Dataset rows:
********************
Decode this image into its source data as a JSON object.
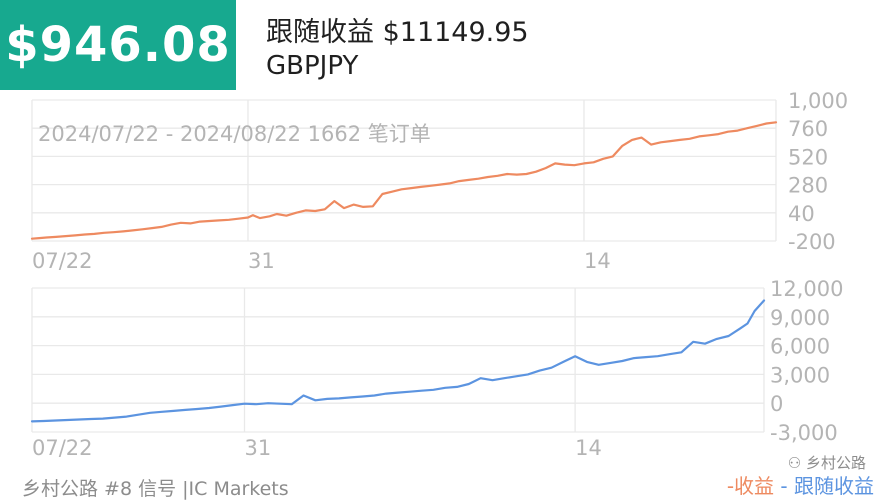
{
  "header": {
    "badge_value": "$946.08",
    "title": "跟随收益 $11149.95",
    "symbol": "GBPJPY"
  },
  "range_text": "2024/07/22 - 2024/08/22 1662 笔订单",
  "footer": {
    "left": "乡村公路 #8 信号 |IC Markets",
    "legend_profit": "-收益",
    "legend_follow": "- 跟随收益",
    "watermark": "乡村公路"
  },
  "colors": {
    "profit": "#ee8a60",
    "follow": "#5c94e0",
    "badge": "#17a98f",
    "grid": "#e9e9e9",
    "tick": "#b4b4b4"
  },
  "chart_data": [
    {
      "type": "line",
      "series": [
        {
          "x": [
            0,
            0.3,
            0.6,
            1,
            1.4,
            1.8,
            2.2,
            2.6,
            3,
            3.4,
            3.8,
            4.2,
            4.6,
            5,
            5.4,
            5.8,
            6.2,
            6.6,
            7,
            7.4,
            7.8,
            8.2,
            8.6,
            9,
            9.2,
            9.5,
            9.9,
            10.2,
            10.6,
            11,
            11.4,
            11.8,
            12.2,
            12.6,
            13,
            13.4,
            13.8,
            14.2,
            14.6,
            15,
            15.4,
            15.8,
            16.2,
            16.6,
            17,
            17.4,
            17.8,
            18.2,
            18.6,
            19,
            19.4,
            19.8,
            20.2,
            20.6,
            21,
            21.4,
            21.8,
            22.2,
            22.6,
            23,
            23.4,
            23.8,
            24.2,
            24.6,
            25,
            25.4,
            25.8,
            26.2,
            26.6,
            27,
            27.4,
            27.8,
            28.2,
            28.6,
            29,
            29.4,
            29.8,
            30.2,
            30.6,
            31
          ],
          "values": [
            -180,
            -175,
            -170,
            -165,
            -158,
            -152,
            -145,
            -140,
            -130,
            -125,
            -118,
            -110,
            -100,
            -90,
            -80,
            -60,
            -45,
            -50,
            -35,
            -30,
            -25,
            -20,
            -10,
            0,
            20,
            -5,
            10,
            30,
            15,
            40,
            60,
            55,
            70,
            140,
            80,
            110,
            90,
            95,
            200,
            220,
            240,
            250,
            260,
            270,
            280,
            290,
            310,
            320,
            330,
            345,
            355,
            370,
            365,
            370,
            390,
            420,
            460,
            450,
            445,
            460,
            470,
            500,
            520,
            610,
            660,
            680,
            620,
            640,
            650,
            660,
            670,
            690,
            700,
            710,
            730,
            740,
            760,
            780,
            800,
            810
          ],
          "name": ""
        }
      ],
      "x_ticks": [
        "07/22",
        "31",
        "14"
      ],
      "y_ticks": [
        "1,000",
        "760",
        "520",
        "280",
        "40",
        "-200"
      ],
      "ylim": [
        -200,
        1000
      ]
    },
    {
      "type": "line",
      "series": [
        {
          "x": [
            0,
            0.5,
            1,
            1.5,
            2,
            2.5,
            3,
            3.5,
            4,
            4.5,
            5,
            5.5,
            6,
            6.5,
            7,
            7.5,
            8,
            8.5,
            9,
            9.5,
            10,
            10.5,
            11,
            11.5,
            12,
            12.5,
            13,
            13.5,
            14,
            14.5,
            15,
            15.5,
            16,
            16.5,
            17,
            17.5,
            18,
            18.5,
            19,
            19.5,
            20,
            20.5,
            21,
            21.5,
            22,
            22.5,
            23,
            23.5,
            24,
            24.5,
            25,
            25.5,
            26,
            26.5,
            27,
            27.5,
            28,
            28.5,
            29,
            29.5,
            30,
            30.3,
            30.6,
            31
          ],
          "values": [
            -1900,
            -1850,
            -1800,
            -1750,
            -1700,
            -1650,
            -1600,
            -1500,
            -1400,
            -1200,
            -1000,
            -900,
            -800,
            -700,
            -600,
            -500,
            -350,
            -200,
            -50,
            -100,
            0,
            -50,
            -100,
            800,
            300,
            450,
            500,
            600,
            700,
            800,
            1000,
            1100,
            1200,
            1300,
            1400,
            1600,
            1700,
            2000,
            2600,
            2400,
            2600,
            2800,
            3000,
            3400,
            3700,
            4300,
            4900,
            4300,
            4000,
            4200,
            4400,
            4700,
            4800,
            4900,
            5100,
            5300,
            6400,
            6200,
            6700,
            7000,
            7800,
            8300,
            9600,
            10700
          ],
          "name": ""
        }
      ],
      "x_ticks": [
        "07/22",
        "31",
        "14"
      ],
      "y_ticks": [
        "12,000",
        "9,000",
        "6,000",
        "3,000",
        "0",
        "-3,000"
      ],
      "ylim": [
        -3000,
        12000
      ]
    }
  ]
}
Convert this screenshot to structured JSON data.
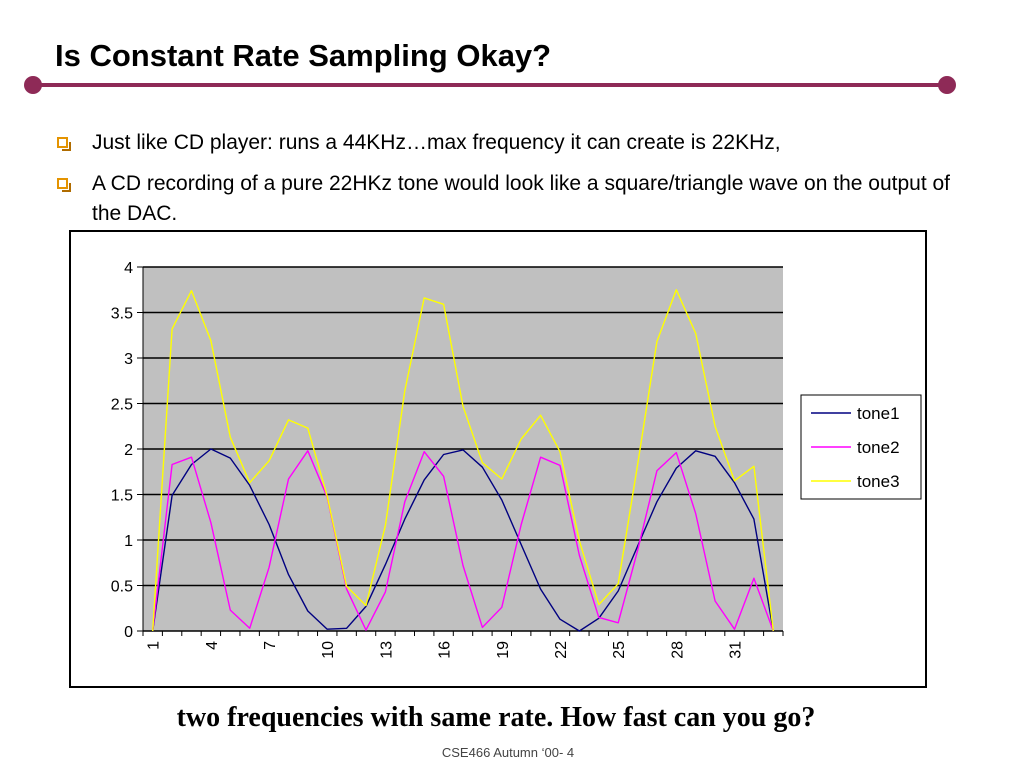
{
  "slide": {
    "title": "Is Constant Rate Sampling Okay?",
    "accent_color": "#8e2a57",
    "bullet_color": "#e49300",
    "bullets": [
      "Just like CD player: runs a 44KHz…max frequency it can create is 22KHz,",
      "A CD recording of a pure 22HKz tone would look like a square/triangle wave on the output of the DAC."
    ],
    "caption": "two frequencies with same rate. How fast can you go?",
    "footer": "CSE466 Autumn ‘00- 4"
  },
  "chart_data": {
    "type": "line",
    "x": [
      1,
      2,
      3,
      4,
      5,
      6,
      7,
      8,
      9,
      10,
      11,
      12,
      13,
      14,
      15,
      16,
      17,
      18,
      19,
      20,
      21,
      22,
      23,
      24,
      25,
      26,
      27,
      28,
      29,
      30,
      31,
      32,
      33
    ],
    "x_tick_labels": [
      "1",
      "4",
      "7",
      "10",
      "13",
      "16",
      "19",
      "22",
      "25",
      "28",
      "31"
    ],
    "y_tick_labels": [
      "0",
      "0.5",
      "1",
      "1.5",
      "2",
      "2.5",
      "3",
      "3.5",
      "4"
    ],
    "ylim": [
      0,
      4
    ],
    "grid": true,
    "plot_background": "#c0c0c0",
    "legend_position": "right",
    "series": [
      {
        "name": "tone1",
        "color": "#000080",
        "values": [
          0,
          1.49,
          1.83,
          2,
          1.9,
          1.6,
          1.17,
          0.62,
          0.22,
          0.02,
          0.03,
          0.27,
          0.73,
          1.23,
          1.66,
          1.94,
          1.99,
          1.8,
          1.44,
          0.95,
          0.46,
          0.13,
          0,
          0.14,
          0.44,
          0.93,
          1.42,
          1.79,
          1.98,
          1.92,
          1.63,
          1.23,
          0
        ]
      },
      {
        "name": "tone2",
        "color": "#ff00ff",
        "values": [
          0,
          1.83,
          1.91,
          1.19,
          0.23,
          0.03,
          0.7,
          1.67,
          1.98,
          1.47,
          0.46,
          0.01,
          0.43,
          1.42,
          1.97,
          1.7,
          0.72,
          0.04,
          0.26,
          1.17,
          1.91,
          1.82,
          0.83,
          0.15,
          0.09,
          0.88,
          1.76,
          1.96,
          1.29,
          0.33,
          0.02,
          0.58,
          0
        ]
      },
      {
        "name": "tone3",
        "color": "#ffff00",
        "values": [
          0,
          3.32,
          3.74,
          3.19,
          2.13,
          1.63,
          1.87,
          2.32,
          2.23,
          1.48,
          0.49,
          0.28,
          1.16,
          2.64,
          3.66,
          3.59,
          2.47,
          1.85,
          1.67,
          2.11,
          2.37,
          1.97,
          0.99,
          0.29,
          0.52,
          1.82,
          3.18,
          3.75,
          3.27,
          2.25,
          1.65,
          1.81,
          0
        ]
      }
    ]
  }
}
********************
Copy each line in full and exactly, omitting any picture.

**Completed task:**
Decode this image into its source data as a JSON object.
{
  "header": {
    "badge_value": "$946.08",
    "title": "跟随收益 $11149.95",
    "symbol": "GBPJPY"
  },
  "range_text": "2024/07/22 - 2024/08/22 1662 笔订单",
  "footer": {
    "left": "乡村公路 #8 信号 |IC Markets",
    "legend_profit": "-收益",
    "legend_follow": "- 跟随收益",
    "watermark": "乡村公路"
  },
  "colors": {
    "profit": "#ee8a60",
    "follow": "#5c94e0",
    "badge": "#17a98f",
    "grid": "#e9e9e9",
    "tick": "#b4b4b4"
  },
  "chart_data": [
    {
      "type": "line",
      "series": [
        {
          "x": [
            0,
            0.3,
            0.6,
            1,
            1.4,
            1.8,
            2.2,
            2.6,
            3,
            3.4,
            3.8,
            4.2,
            4.6,
            5,
            5.4,
            5.8,
            6.2,
            6.6,
            7,
            7.4,
            7.8,
            8.2,
            8.6,
            9,
            9.2,
            9.5,
            9.9,
            10.2,
            10.6,
            11,
            11.4,
            11.8,
            12.2,
            12.6,
            13,
            13.4,
            13.8,
            14.2,
            14.6,
            15,
            15.4,
            15.8,
            16.2,
            16.6,
            17,
            17.4,
            17.8,
            18.2,
            18.6,
            19,
            19.4,
            19.8,
            20.2,
            20.6,
            21,
            21.4,
            21.8,
            22.2,
            22.6,
            23,
            23.4,
            23.8,
            24.2,
            24.6,
            25,
            25.4,
            25.8,
            26.2,
            26.6,
            27,
            27.4,
            27.8,
            28.2,
            28.6,
            29,
            29.4,
            29.8,
            30.2,
            30.6,
            31
          ],
          "values": [
            -180,
            -175,
            -170,
            -165,
            -158,
            -152,
            -145,
            -140,
            -130,
            -125,
            -118,
            -110,
            -100,
            -90,
            -80,
            -60,
            -45,
            -50,
            -35,
            -30,
            -25,
            -20,
            -10,
            0,
            20,
            -5,
            10,
            30,
            15,
            40,
            60,
            55,
            70,
            140,
            80,
            110,
            90,
            95,
            200,
            220,
            240,
            250,
            260,
            270,
            280,
            290,
            310,
            320,
            330,
            345,
            355,
            370,
            365,
            370,
            390,
            420,
            460,
            450,
            445,
            460,
            470,
            500,
            520,
            610,
            660,
            680,
            620,
            640,
            650,
            660,
            670,
            690,
            700,
            710,
            730,
            740,
            760,
            780,
            800,
            810
          ],
          "name": ""
        }
      ],
      "x_ticks": [
        "07/22",
        "31",
        "14"
      ],
      "y_ticks": [
        "1,000",
        "760",
        "520",
        "280",
        "40",
        "-200"
      ],
      "ylim": [
        -200,
        1000
      ]
    },
    {
      "type": "line",
      "series": [
        {
          "x": [
            0,
            0.5,
            1,
            1.5,
            2,
            2.5,
            3,
            3.5,
            4,
            4.5,
            5,
            5.5,
            6,
            6.5,
            7,
            7.5,
            8,
            8.5,
            9,
            9.5,
            10,
            10.5,
            11,
            11.5,
            12,
            12.5,
            13,
            13.5,
            14,
            14.5,
            15,
            15.5,
            16,
            16.5,
            17,
            17.5,
            18,
            18.5,
            19,
            19.5,
            20,
            20.5,
            21,
            21.5,
            22,
            22.5,
            23,
            23.5,
            24,
            24.5,
            25,
            25.5,
            26,
            26.5,
            27,
            27.5,
            28,
            28.5,
            29,
            29.5,
            30,
            30.3,
            30.6,
            31
          ],
          "values": [
            -1900,
            -1850,
            -1800,
            -1750,
            -1700,
            -1650,
            -1600,
            -1500,
            -1400,
            -1200,
            -1000,
            -900,
            -800,
            -700,
            -600,
            -500,
            -350,
            -200,
            -50,
            -100,
            0,
            -50,
            -100,
            800,
            300,
            450,
            500,
            600,
            700,
            800,
            1000,
            1100,
            1200,
            1300,
            1400,
            1600,
            1700,
            2000,
            2600,
            2400,
            2600,
            2800,
            3000,
            3400,
            3700,
            4300,
            4900,
            4300,
            4000,
            4200,
            4400,
            4700,
            4800,
            4900,
            5100,
            5300,
            6400,
            6200,
            6700,
            7000,
            7800,
            8300,
            9600,
            10700
          ],
          "name": ""
        }
      ],
      "x_ticks": [
        "07/22",
        "31",
        "14"
      ],
      "y_ticks": [
        "12,000",
        "9,000",
        "6,000",
        "3,000",
        "0",
        "-3,000"
      ],
      "ylim": [
        -3000,
        12000
      ]
    }
  ]
}
Convert this screenshot to structured JSON data.
{
  "slide": {
    "title": "Is Constant Rate Sampling Okay?",
    "accent_color": "#8e2a57",
    "bullet_color": "#e49300",
    "bullets": [
      "Just like CD player: runs a 44KHz…max frequency it can create is 22KHz,",
      "A CD recording of a pure 22HKz tone would look like a square/triangle wave on the output of the DAC."
    ],
    "caption": "two frequencies with same rate. How fast can you go?",
    "footer": "CSE466 Autumn ‘00- 4"
  },
  "chart_data": {
    "type": "line",
    "x": [
      1,
      2,
      3,
      4,
      5,
      6,
      7,
      8,
      9,
      10,
      11,
      12,
      13,
      14,
      15,
      16,
      17,
      18,
      19,
      20,
      21,
      22,
      23,
      24,
      25,
      26,
      27,
      28,
      29,
      30,
      31,
      32,
      33
    ],
    "x_tick_labels": [
      "1",
      "4",
      "7",
      "10",
      "13",
      "16",
      "19",
      "22",
      "25",
      "28",
      "31"
    ],
    "y_tick_labels": [
      "0",
      "0.5",
      "1",
      "1.5",
      "2",
      "2.5",
      "3",
      "3.5",
      "4"
    ],
    "ylim": [
      0,
      4
    ],
    "grid": true,
    "plot_background": "#c0c0c0",
    "legend_position": "right",
    "series": [
      {
        "name": "tone1",
        "color": "#000080",
        "values": [
          0,
          1.49,
          1.83,
          2,
          1.9,
          1.6,
          1.17,
          0.62,
          0.22,
          0.02,
          0.03,
          0.27,
          0.73,
          1.23,
          1.66,
          1.94,
          1.99,
          1.8,
          1.44,
          0.95,
          0.46,
          0.13,
          0,
          0.14,
          0.44,
          0.93,
          1.42,
          1.79,
          1.98,
          1.92,
          1.63,
          1.23,
          0
        ]
      },
      {
        "name": "tone2",
        "color": "#ff00ff",
        "values": [
          0,
          1.83,
          1.91,
          1.19,
          0.23,
          0.03,
          0.7,
          1.67,
          1.98,
          1.47,
          0.46,
          0.01,
          0.43,
          1.42,
          1.97,
          1.7,
          0.72,
          0.04,
          0.26,
          1.17,
          1.91,
          1.82,
          0.83,
          0.15,
          0.09,
          0.88,
          1.76,
          1.96,
          1.29,
          0.33,
          0.02,
          0.58,
          0
        ]
      },
      {
        "name": "tone3",
        "color": "#ffff00",
        "values": [
          0,
          3.32,
          3.74,
          3.19,
          2.13,
          1.63,
          1.87,
          2.32,
          2.23,
          1.48,
          0.49,
          0.28,
          1.16,
          2.64,
          3.66,
          3.59,
          2.47,
          1.85,
          1.67,
          2.11,
          2.37,
          1.97,
          0.99,
          0.29,
          0.52,
          1.82,
          3.18,
          3.75,
          3.27,
          2.25,
          1.65,
          1.81,
          0
        ]
      }
    ]
  }
}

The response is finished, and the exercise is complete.